YOUR INSTRUCTIONS: Write the listing out again, all of it, word for word.
— START OF MATERIAL SUPPLIED —
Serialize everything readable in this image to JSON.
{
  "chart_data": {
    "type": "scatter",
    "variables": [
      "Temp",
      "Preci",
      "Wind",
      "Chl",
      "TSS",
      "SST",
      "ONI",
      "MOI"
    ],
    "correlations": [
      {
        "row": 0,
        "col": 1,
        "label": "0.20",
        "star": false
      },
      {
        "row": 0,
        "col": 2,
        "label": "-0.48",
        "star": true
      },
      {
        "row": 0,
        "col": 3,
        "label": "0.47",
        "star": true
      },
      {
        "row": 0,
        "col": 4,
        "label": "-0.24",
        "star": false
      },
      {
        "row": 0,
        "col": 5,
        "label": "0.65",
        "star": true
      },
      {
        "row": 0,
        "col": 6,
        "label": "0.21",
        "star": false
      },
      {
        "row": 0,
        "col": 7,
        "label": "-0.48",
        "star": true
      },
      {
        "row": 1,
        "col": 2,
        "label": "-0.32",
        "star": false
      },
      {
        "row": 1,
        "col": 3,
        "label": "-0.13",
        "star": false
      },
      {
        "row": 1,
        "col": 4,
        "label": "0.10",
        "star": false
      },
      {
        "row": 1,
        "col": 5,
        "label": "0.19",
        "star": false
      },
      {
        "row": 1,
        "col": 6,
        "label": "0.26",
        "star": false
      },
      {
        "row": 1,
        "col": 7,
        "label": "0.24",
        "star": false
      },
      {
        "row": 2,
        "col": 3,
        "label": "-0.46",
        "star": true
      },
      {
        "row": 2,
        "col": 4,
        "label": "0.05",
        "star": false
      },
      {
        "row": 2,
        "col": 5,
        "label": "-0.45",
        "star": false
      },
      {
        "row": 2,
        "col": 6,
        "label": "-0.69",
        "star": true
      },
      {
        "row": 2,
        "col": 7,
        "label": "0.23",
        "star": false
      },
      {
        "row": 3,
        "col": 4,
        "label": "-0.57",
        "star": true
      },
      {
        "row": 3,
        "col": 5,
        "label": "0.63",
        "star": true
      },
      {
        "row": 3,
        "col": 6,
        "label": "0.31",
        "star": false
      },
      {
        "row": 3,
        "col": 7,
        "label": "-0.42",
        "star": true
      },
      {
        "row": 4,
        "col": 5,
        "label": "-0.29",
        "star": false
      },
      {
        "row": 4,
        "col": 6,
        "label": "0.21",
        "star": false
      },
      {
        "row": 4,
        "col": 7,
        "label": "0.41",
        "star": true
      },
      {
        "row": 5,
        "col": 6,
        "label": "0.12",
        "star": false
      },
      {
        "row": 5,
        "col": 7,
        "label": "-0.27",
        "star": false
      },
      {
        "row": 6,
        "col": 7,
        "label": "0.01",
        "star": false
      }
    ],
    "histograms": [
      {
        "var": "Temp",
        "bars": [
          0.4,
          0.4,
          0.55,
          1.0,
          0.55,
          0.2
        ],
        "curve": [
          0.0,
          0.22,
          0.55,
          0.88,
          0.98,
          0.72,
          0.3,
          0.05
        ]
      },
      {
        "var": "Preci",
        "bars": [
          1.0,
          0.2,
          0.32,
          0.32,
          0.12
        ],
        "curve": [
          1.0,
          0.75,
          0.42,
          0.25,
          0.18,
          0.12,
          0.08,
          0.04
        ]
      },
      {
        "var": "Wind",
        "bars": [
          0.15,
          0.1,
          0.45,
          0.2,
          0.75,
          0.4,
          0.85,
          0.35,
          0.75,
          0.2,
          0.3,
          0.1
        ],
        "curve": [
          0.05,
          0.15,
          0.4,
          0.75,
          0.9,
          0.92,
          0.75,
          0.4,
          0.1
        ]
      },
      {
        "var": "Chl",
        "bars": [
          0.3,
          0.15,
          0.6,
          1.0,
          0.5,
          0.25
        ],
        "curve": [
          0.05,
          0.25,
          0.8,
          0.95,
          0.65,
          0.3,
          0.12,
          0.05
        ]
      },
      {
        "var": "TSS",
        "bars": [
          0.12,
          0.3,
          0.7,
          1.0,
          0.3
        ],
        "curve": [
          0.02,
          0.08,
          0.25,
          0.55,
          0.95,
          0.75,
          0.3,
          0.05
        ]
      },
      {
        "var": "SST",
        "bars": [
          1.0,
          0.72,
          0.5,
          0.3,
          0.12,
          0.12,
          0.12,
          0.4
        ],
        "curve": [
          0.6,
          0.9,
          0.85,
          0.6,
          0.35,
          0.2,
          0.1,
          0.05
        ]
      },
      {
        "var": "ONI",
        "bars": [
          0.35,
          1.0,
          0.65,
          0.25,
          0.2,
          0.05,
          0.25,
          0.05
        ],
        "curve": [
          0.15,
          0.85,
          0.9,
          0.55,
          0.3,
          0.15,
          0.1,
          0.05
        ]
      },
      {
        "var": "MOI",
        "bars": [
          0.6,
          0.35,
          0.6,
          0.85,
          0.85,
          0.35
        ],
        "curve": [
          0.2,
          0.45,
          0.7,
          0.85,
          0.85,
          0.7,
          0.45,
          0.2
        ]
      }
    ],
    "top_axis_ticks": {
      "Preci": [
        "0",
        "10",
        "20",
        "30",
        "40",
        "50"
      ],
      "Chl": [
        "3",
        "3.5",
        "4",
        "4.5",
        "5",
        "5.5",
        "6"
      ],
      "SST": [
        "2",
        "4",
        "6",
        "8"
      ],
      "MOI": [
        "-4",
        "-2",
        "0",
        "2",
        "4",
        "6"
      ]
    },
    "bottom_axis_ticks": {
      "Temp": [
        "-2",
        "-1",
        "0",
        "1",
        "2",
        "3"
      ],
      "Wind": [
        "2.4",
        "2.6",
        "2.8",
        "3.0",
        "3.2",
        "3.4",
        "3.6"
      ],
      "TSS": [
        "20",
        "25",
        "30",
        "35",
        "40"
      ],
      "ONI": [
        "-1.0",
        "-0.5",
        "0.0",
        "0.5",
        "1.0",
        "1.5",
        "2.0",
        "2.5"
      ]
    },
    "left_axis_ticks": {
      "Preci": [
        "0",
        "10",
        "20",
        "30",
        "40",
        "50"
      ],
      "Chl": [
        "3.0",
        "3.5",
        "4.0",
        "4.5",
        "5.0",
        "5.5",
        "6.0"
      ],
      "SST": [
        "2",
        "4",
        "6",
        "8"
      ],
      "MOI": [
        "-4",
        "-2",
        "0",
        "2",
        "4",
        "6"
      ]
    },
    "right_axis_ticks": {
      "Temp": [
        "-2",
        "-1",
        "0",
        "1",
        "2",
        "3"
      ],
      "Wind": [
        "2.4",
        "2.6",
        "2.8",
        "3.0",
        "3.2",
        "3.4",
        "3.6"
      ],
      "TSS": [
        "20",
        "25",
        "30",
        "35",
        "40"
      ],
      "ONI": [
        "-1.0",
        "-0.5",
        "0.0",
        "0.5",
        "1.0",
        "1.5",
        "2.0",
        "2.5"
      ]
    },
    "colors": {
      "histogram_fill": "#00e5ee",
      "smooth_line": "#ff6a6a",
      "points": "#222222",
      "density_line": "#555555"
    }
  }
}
— END OF MATERIAL SUPPLIED —
PROBLEM SOLUTION:
Serialize everything readable in this image to JSON.
{
  "chart_data": {
    "type": "scatter",
    "variables": [
      "Temp",
      "Preci",
      "Wind",
      "Chl",
      "TSS",
      "SST",
      "ONI",
      "MOI"
    ],
    "correlations": [
      {
        "row": 0,
        "col": 1,
        "label": "0.20",
        "star": false
      },
      {
        "row": 0,
        "col": 2,
        "label": "-0.48",
        "star": true
      },
      {
        "row": 0,
        "col": 3,
        "label": "0.47",
        "star": true
      },
      {
        "row": 0,
        "col": 4,
        "label": "-0.24",
        "star": false
      },
      {
        "row": 0,
        "col": 5,
        "label": "0.65",
        "star": true
      },
      {
        "row": 0,
        "col": 6,
        "label": "0.21",
        "star": false
      },
      {
        "row": 0,
        "col": 7,
        "label": "-0.48",
        "star": true
      },
      {
        "row": 1,
        "col": 2,
        "label": "-0.32",
        "star": false
      },
      {
        "row": 1,
        "col": 3,
        "label": "-0.13",
        "star": false
      },
      {
        "row": 1,
        "col": 4,
        "label": "0.10",
        "star": false
      },
      {
        "row": 1,
        "col": 5,
        "label": "0.19",
        "star": false
      },
      {
        "row": 1,
        "col": 6,
        "label": "0.26",
        "star": false
      },
      {
        "row": 1,
        "col": 7,
        "label": "0.24",
        "star": false
      },
      {
        "row": 2,
        "col": 3,
        "label": "-0.46",
        "star": true
      },
      {
        "row": 2,
        "col": 4,
        "label": "0.05",
        "star": false
      },
      {
        "row": 2,
        "col": 5,
        "label": "-0.45",
        "star": false
      },
      {
        "row": 2,
        "col": 6,
        "label": "-0.69",
        "star": true
      },
      {
        "row": 2,
        "col": 7,
        "label": "0.23",
        "star": false
      },
      {
        "row": 3,
        "col": 4,
        "label": "-0.57",
        "star": true
      },
      {
        "row": 3,
        "col": 5,
        "label": "0.63",
        "star": true
      },
      {
        "row": 3,
        "col": 6,
        "label": "0.31",
        "star": false
      },
      {
        "row": 3,
        "col": 7,
        "label": "-0.42",
        "star": true
      },
      {
        "row": 4,
        "col": 5,
        "label": "-0.29",
        "star": false
      },
      {
        "row": 4,
        "col": 6,
        "label": "0.21",
        "star": false
      },
      {
        "row": 4,
        "col": 7,
        "label": "0.41",
        "star": true
      },
      {
        "row": 5,
        "col": 6,
        "label": "0.12",
        "star": false
      },
      {
        "row": 5,
        "col": 7,
        "label": "-0.27",
        "star": false
      },
      {
        "row": 6,
        "col": 7,
        "label": "0.01",
        "star": false
      }
    ],
    "histograms": [
      {
        "var": "Temp",
        "bars": [
          0.4,
          0.4,
          0.55,
          1.0,
          0.55,
          0.2
        ],
        "curve": [
          0.0,
          0.22,
          0.55,
          0.88,
          0.98,
          0.72,
          0.3,
          0.05
        ]
      },
      {
        "var": "Preci",
        "bars": [
          1.0,
          0.2,
          0.32,
          0.32,
          0.12
        ],
        "curve": [
          1.0,
          0.75,
          0.42,
          0.25,
          0.18,
          0.12,
          0.08,
          0.04
        ]
      },
      {
        "var": "Wind",
        "bars": [
          0.15,
          0.1,
          0.45,
          0.2,
          0.75,
          0.4,
          0.85,
          0.35,
          0.75,
          0.2,
          0.3,
          0.1
        ],
        "curve": [
          0.05,
          0.15,
          0.4,
          0.75,
          0.9,
          0.92,
          0.75,
          0.4,
          0.1
        ]
      },
      {
        "var": "Chl",
        "bars": [
          0.3,
          0.15,
          0.6,
          1.0,
          0.5,
          0.25
        ],
        "curve": [
          0.05,
          0.25,
          0.8,
          0.95,
          0.65,
          0.3,
          0.12,
          0.05
        ]
      },
      {
        "var": "TSS",
        "bars": [
          0.12,
          0.3,
          0.7,
          1.0,
          0.3
        ],
        "curve": [
          0.02,
          0.08,
          0.25,
          0.55,
          0.95,
          0.75,
          0.3,
          0.05
        ]
      },
      {
        "var": "SST",
        "bars": [
          1.0,
          0.72,
          0.5,
          0.3,
          0.12,
          0.12,
          0.12,
          0.4
        ],
        "curve": [
          0.6,
          0.9,
          0.85,
          0.6,
          0.35,
          0.2,
          0.1,
          0.05
        ]
      },
      {
        "var": "ONI",
        "bars": [
          0.35,
          1.0,
          0.65,
          0.25,
          0.2,
          0.05,
          0.25,
          0.05
        ],
        "curve": [
          0.15,
          0.85,
          0.9,
          0.55,
          0.3,
          0.15,
          0.1,
          0.05
        ]
      },
      {
        "var": "MOI",
        "bars": [
          0.6,
          0.35,
          0.6,
          0.85,
          0.85,
          0.35
        ],
        "curve": [
          0.2,
          0.45,
          0.7,
          0.85,
          0.85,
          0.7,
          0.45,
          0.2
        ]
      }
    ],
    "top_axis_ticks": {
      "Preci": [
        "0",
        "10",
        "20",
        "30",
        "40",
        "50"
      ],
      "Chl": [
        "3",
        "3.5",
        "4",
        "4.5",
        "5",
        "5.5",
        "6"
      ],
      "SST": [
        "2",
        "4",
        "6",
        "8"
      ],
      "MOI": [
        "-4",
        "-2",
        "0",
        "2",
        "4",
        "6"
      ]
    },
    "bottom_axis_ticks": {
      "Temp": [
        "-2",
        "-1",
        "0",
        "1",
        "2",
        "3"
      ],
      "Wind": [
        "2.4",
        "2.6",
        "2.8",
        "3.0",
        "3.2",
        "3.4",
        "3.6"
      ],
      "TSS": [
        "20",
        "25",
        "30",
        "35",
        "40"
      ],
      "ONI": [
        "-1.0",
        "-0.5",
        "0.0",
        "0.5",
        "1.0",
        "1.5",
        "2.0",
        "2.5"
      ]
    },
    "left_axis_ticks": {
      "Preci": [
        "0",
        "10",
        "20",
        "30",
        "40",
        "50"
      ],
      "Chl": [
        "3.0",
        "3.5",
        "4.0",
        "4.5",
        "5.0",
        "5.5",
        "6.0"
      ],
      "SST": [
        "2",
        "4",
        "6",
        "8"
      ],
      "MOI": [
        "-4",
        "-2",
        "0",
        "2",
        "4",
        "6"
      ]
    },
    "right_axis_ticks": {
      "Temp": [
        "-2",
        "-1",
        "0",
        "1",
        "2",
        "3"
      ],
      "Wind": [
        "2.4",
        "2.6",
        "2.8",
        "3.0",
        "3.2",
        "3.4",
        "3.6"
      ],
      "TSS": [
        "20",
        "25",
        "30",
        "35",
        "40"
      ],
      "ONI": [
        "-1.0",
        "-0.5",
        "0.0",
        "0.5",
        "1.0",
        "1.5",
        "2.0",
        "2.5"
      ]
    },
    "colors": {
      "histogram_fill": "#00e5ee",
      "smooth_line": "#ff6a6a",
      "points": "#222222",
      "density_line": "#555555"
    }
  }
}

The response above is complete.